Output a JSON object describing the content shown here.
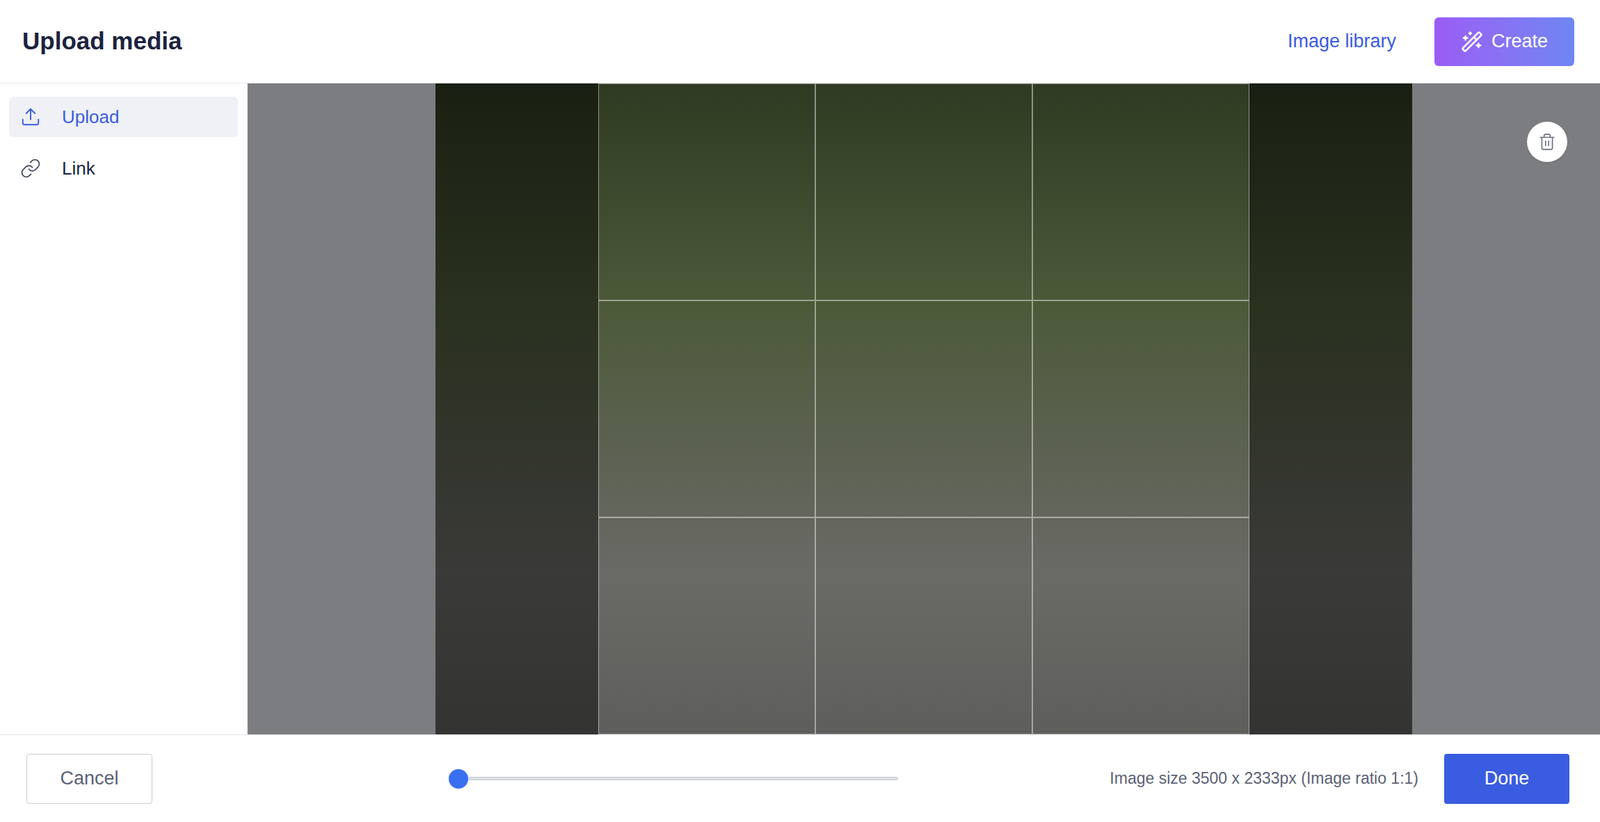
{
  "window": {
    "title": "Upload media"
  },
  "header_actions": {
    "image_library": "Image library",
    "create": "Create"
  },
  "sidebar": {
    "items": [
      {
        "label": "Upload",
        "kind": "upload",
        "selected": true
      },
      {
        "label": "Link",
        "kind": "link",
        "selected": false
      }
    ]
  },
  "zoom_slider": {
    "level": 0
  },
  "image_info": "Image size 3500 x 2333px (Image ratio 1:1)",
  "buttons": {
    "cancel": "Cancel",
    "done": "Done"
  }
}
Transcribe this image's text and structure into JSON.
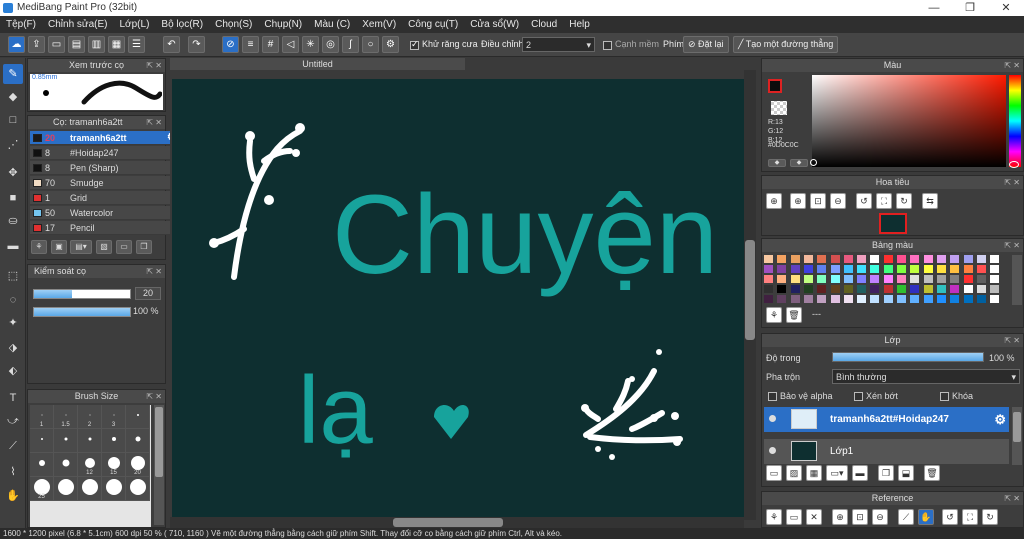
{
  "window": {
    "title": "MediBang Paint Pro (32bit)"
  },
  "menu": [
    "Tệp(F)",
    "Chỉnh sửa(E)",
    "Lớp(L)",
    "Bộ lọc(R)",
    "Chọn(S)",
    "Chụp(N)",
    "Màu (C)",
    "Xem(V)",
    "Công cụ(T)",
    "Cửa sổ(W)",
    "Cloud",
    "Help"
  ],
  "toolbar": {
    "antialias_label": "Khử răng cưa",
    "adjust_label": "Điều chỉnh",
    "adjust_value": "2",
    "edge_label": "Cạnh mềm",
    "key_label": "Phím",
    "reset_label": "Đặt lại",
    "line_label": "Tạo một đường thẳng"
  },
  "brush_preview": {
    "title": "Xem trước cọ",
    "size": "0.85mm"
  },
  "brush_list": {
    "title": "Cọ: tramanh6a2tt",
    "items": [
      {
        "size": "20",
        "name": "tramanh6a2tt",
        "color": "#1a1a1a"
      },
      {
        "size": "8",
        "name": "#Hoidap247",
        "color": "#111111"
      },
      {
        "size": "8",
        "name": "Pen (Sharp)",
        "color": "#111111"
      },
      {
        "size": "70",
        "name": "Smudge",
        "color": "#f1dcc4"
      },
      {
        "size": "1",
        "name": "Grid",
        "color": "#e03030"
      },
      {
        "size": "50",
        "name": "Watercolor",
        "color": "#74c5f0"
      },
      {
        "size": "17",
        "name": "Pencil",
        "color": "#e03030"
      }
    ]
  },
  "brush_control": {
    "title": "Kiểm soát cọ",
    "size_value": "20",
    "size_fraction": 0.4,
    "opacity_value": "100 %",
    "opacity_fraction": 1.0
  },
  "brush_size": {
    "title": "Brush Size",
    "labels": [
      "1",
      "1.5",
      "2",
      "3",
      "",
      "",
      "",
      "",
      "",
      "",
      "",
      "",
      "12",
      "15",
      "20",
      "25",
      "",
      "",
      "",
      ""
    ]
  },
  "document": {
    "tab": "Untitled",
    "text_main": "Chuyện",
    "text_second": "lạ",
    "text_color": "#17a39c",
    "background": "#0e2f30"
  },
  "status": {
    "text": "1600 * 1200 pixel   (6.8 * 5.1cm)   600 dpi   50 %   ( 710, 1160 )   Vẽ một đường thẳng bằng cách giữ phím Shift. Thay đổi cỡ cọ bằng cách giữ phím Ctrl, Alt và kéo."
  },
  "color_panel": {
    "title": "Màu",
    "r": "R:13",
    "g": "G:12",
    "b": "B:12",
    "hex": "#0D0C0C"
  },
  "navigator": {
    "title": "Hoa tiêu"
  },
  "palette": {
    "title": "Bảng màu",
    "empty_label": "---",
    "colors": [
      "#f7c7a0",
      "#f4a261",
      "#e9a060",
      "#f2b89c",
      "#e07050",
      "#d45050",
      "#e85a80",
      "#f0a0c0",
      "#ffffff",
      "#ff3030",
      "#ff5090",
      "#ff70c0",
      "#ff90e0",
      "#e0a0f0",
      "#c0a0f0",
      "#a0a0f0",
      "#d0d0f0",
      "#ffffff",
      "#a050c0",
      "#8040a0",
      "#6040c0",
      "#4040e0",
      "#6080f0",
      "#80a0ff",
      "#40c0ff",
      "#40e0ff",
      "#40ffe0",
      "#40ff80",
      "#80ff40",
      "#c0ff40",
      "#ffff40",
      "#ffe040",
      "#ffc040",
      "#ff8040",
      "#ff5050",
      "#ffffff",
      "#ff8080",
      "#ffb080",
      "#ffe080",
      "#c0ff80",
      "#80ffc0",
      "#80ffff",
      "#80c0ff",
      "#8080ff",
      "#c080ff",
      "#ff80ff",
      "#ff80c0",
      "#e0e0e0",
      "#c0c0c0",
      "#a0a0a0",
      "#808080",
      "#ff3030",
      "#606060",
      "#ffffff",
      "#303030",
      "#000000",
      "#202060",
      "#204020",
      "#602020",
      "#604020",
      "#606020",
      "#206060",
      "#402060",
      "#c03030",
      "#30c030",
      "#3030c0",
      "#c0c030",
      "#30c0c0",
      "#c030c0",
      "#ffffff",
      "#dddddd",
      "#bbbbbb",
      "#402040",
      "#604060",
      "#806080",
      "#a080a0",
      "#c0a0c0",
      "#e0c0e0",
      "#f0e0f0",
      "#e0f0ff",
      "#c0e0ff",
      "#a0d0ff",
      "#80c0ff",
      "#60b0ff",
      "#40a0ff",
      "#2090ff",
      "#1080e0",
      "#0070c0",
      "#0060a0",
      "#ffffff"
    ]
  },
  "layers": {
    "title": "Lớp",
    "opacity_label": "Độ trong",
    "opacity_value": "100 %",
    "opacity_fraction": 1.0,
    "blend_label": "Pha trộn",
    "blend_value": "Bình thường",
    "protect_alpha": "Bảo vệ alpha",
    "clipping": "Xén bớt",
    "lock": "Khóa",
    "items": [
      {
        "name": "tramanh6a2tt#Hoidap247",
        "selected": true
      },
      {
        "name": "Lớp1",
        "selected": false
      }
    ]
  },
  "reference": {
    "title": "Reference"
  }
}
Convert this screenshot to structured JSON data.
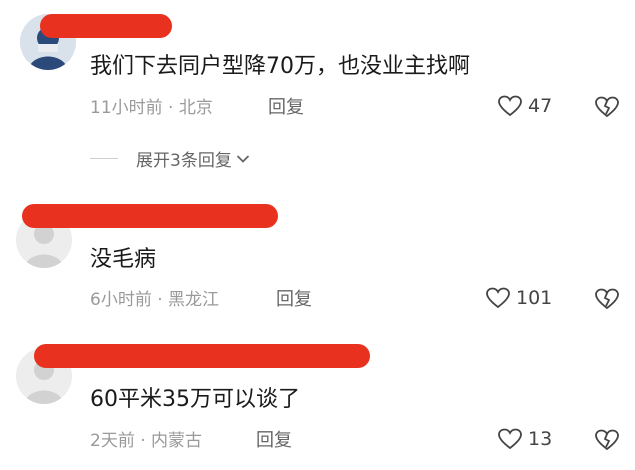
{
  "comments": [
    {
      "text": "我们下去同户型降70万，也没业主找啊",
      "time": "11小时前",
      "location": "北京",
      "reply_label": "回复",
      "likes": "47",
      "expand_label": "展开3条回复"
    },
    {
      "text": "没毛病",
      "time": "6小时前",
      "location": "黑龙江",
      "reply_label": "回复",
      "likes": "101"
    },
    {
      "text": "60平米35万可以谈了",
      "time": "2天前",
      "location": "内蒙古",
      "reply_label": "回复",
      "likes": "13"
    }
  ],
  "separator": " · ",
  "colors": {
    "redaction": "#e8311f",
    "meta": "#9a9a9a",
    "text": "#1a1a1a"
  },
  "icons": [
    "heart-outline-icon",
    "broken-heart-icon",
    "chevron-down-icon",
    "avatar-placeholder-icon"
  ]
}
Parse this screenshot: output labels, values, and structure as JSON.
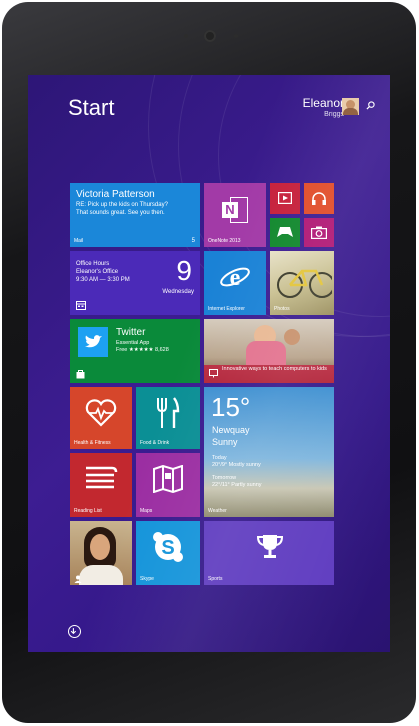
{
  "start_label": "Start",
  "user": {
    "first": "Eleanor",
    "last": "Briggs"
  },
  "mail": {
    "sender": "Victoria Patterson",
    "subject": "RE: Pick up the kids on Thursday?",
    "preview": "That sounds great. See you then.",
    "label": "Mail",
    "count": "5"
  },
  "calendar": {
    "title": "Office Hours",
    "location": "Eleanor's Office",
    "time": "9:30 AM — 3:30 PM",
    "day_num": "9",
    "day_name": "Wednesday"
  },
  "onenote": {
    "label": "OneNote 2013"
  },
  "ie": {
    "label": "Internet Explorer"
  },
  "photos": {
    "label": "Photos"
  },
  "twitter": {
    "title": "Twitter",
    "sub": "Essential App",
    "price": "Free ★★★★★ 8,628"
  },
  "store_promo": {
    "text": "Innovative ways to teach computers to kids"
  },
  "health": {
    "label": "Health & Fitness"
  },
  "food": {
    "label": "Food & Drink"
  },
  "weather": {
    "temp": "15°",
    "city": "Newquay",
    "condition": "Sunny",
    "today_label": "Today",
    "today": "20°/9° Mostly sunny",
    "tomorrow_label": "Tomorrow",
    "tomorrow": "22°/11° Partly sunny",
    "label": "Weather"
  },
  "reading": {
    "label": "Reading List"
  },
  "maps": {
    "label": "Maps"
  },
  "skype": {
    "label": "Skype"
  },
  "sports": {
    "label": "Sports"
  },
  "colors": {
    "mail": "#1b87d9",
    "calendar": "#4b2ab8",
    "onenote": "#a23aa7",
    "video": "#c6203b",
    "music": "#e14d2a",
    "xbox": "#11882d",
    "camera": "#b01875",
    "ie": "#1a82d6",
    "twitter": "#0a8a3a",
    "health": "#d6462b",
    "food": "#0b8f95",
    "weather": "#2c9ad9",
    "reading": "#c2282f",
    "maps": "#9b2ea2",
    "skype": "#1494da",
    "sports": "#5f3cc0"
  }
}
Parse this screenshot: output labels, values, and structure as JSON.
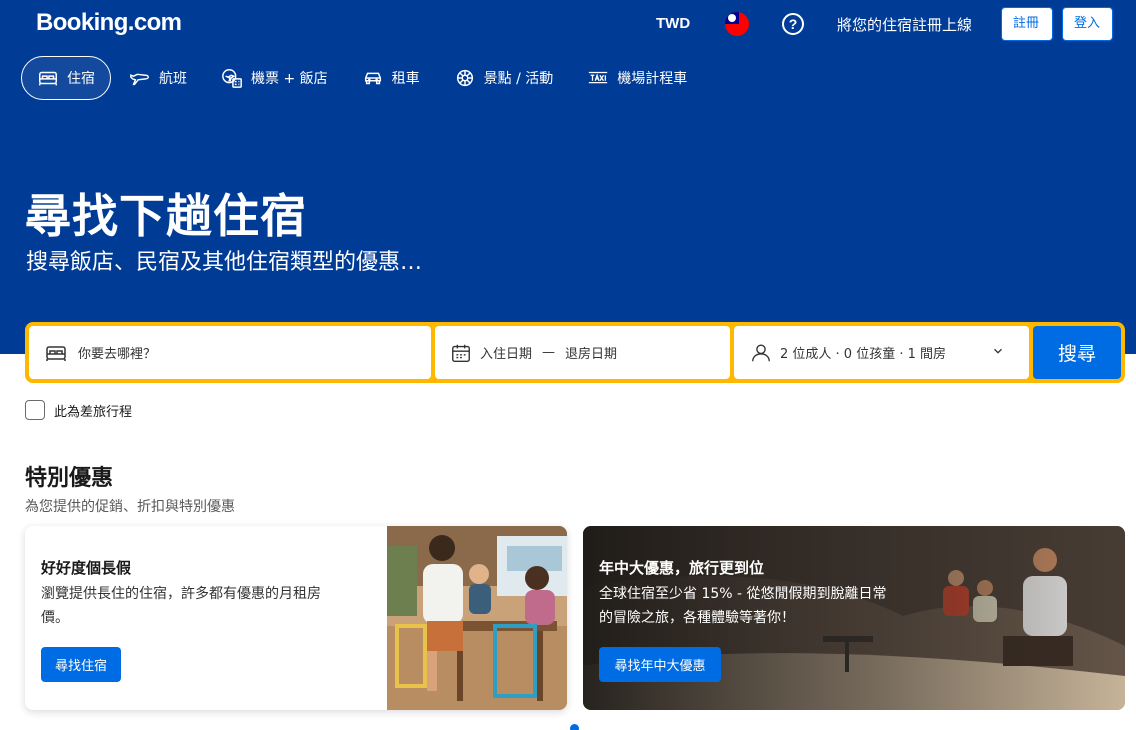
{
  "header": {
    "logo": "Booking.com",
    "currency": "TWD",
    "flag_icon": "taiwan-flag-icon",
    "help_icon": "question-circle-icon",
    "help_glyph": "?",
    "list_property": "將您的住宿註冊上線",
    "register": "註冊",
    "signin": "登入"
  },
  "nav": {
    "items": [
      {
        "label": "住宿",
        "icon": "bed-icon",
        "active": true
      },
      {
        "label": "航班",
        "icon": "plane-icon",
        "active": false
      },
      {
        "label": "機票 + 飯店",
        "icon": "flight-hotel-icon",
        "active": false
      },
      {
        "label": "租車",
        "icon": "car-icon",
        "active": false
      },
      {
        "label": "景點 / 活動",
        "icon": "attraction-icon",
        "active": false
      },
      {
        "label": "機場計程車",
        "icon": "taxi-icon",
        "active": false
      }
    ]
  },
  "hero": {
    "title": "尋找下趟住宿",
    "subtitle": "搜尋飯店、民宿及其他住宿類型的優惠…"
  },
  "search": {
    "destination_placeholder": "你要去哪裡？",
    "checkin": "入住日期",
    "dash": "—",
    "checkout": "退房日期",
    "guests": "2 位成人 · 0 位孩童 · 1 間房",
    "button": "搜尋",
    "business_trip": "此為差旅行程"
  },
  "offers": {
    "title": "特別優惠",
    "subtitle": "為您提供的促銷、折扣與特別優惠",
    "card1": {
      "title": "好好度個長假",
      "body": "瀏覽提供長住的住宿，許多都有優惠的月租房價。",
      "cta": "尋找住宿"
    },
    "card2": {
      "title": "年中大優惠，旅行更到位",
      "body": "全球住宿至少省 15% - 從悠閒假期到脫離日常的冒險之旅，各種體驗等著你！",
      "cta": "尋找年中大優惠"
    }
  },
  "colors": {
    "brand_blue": "#003b95",
    "action_blue": "#006ce4",
    "search_yellow": "#ffb700"
  }
}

== Exercise instructions ==
Look through the material above. Copy each line where the word "Office" appears.

== Response below ==
    "title": "Office Hours",
    "location": "Eleanor's Office",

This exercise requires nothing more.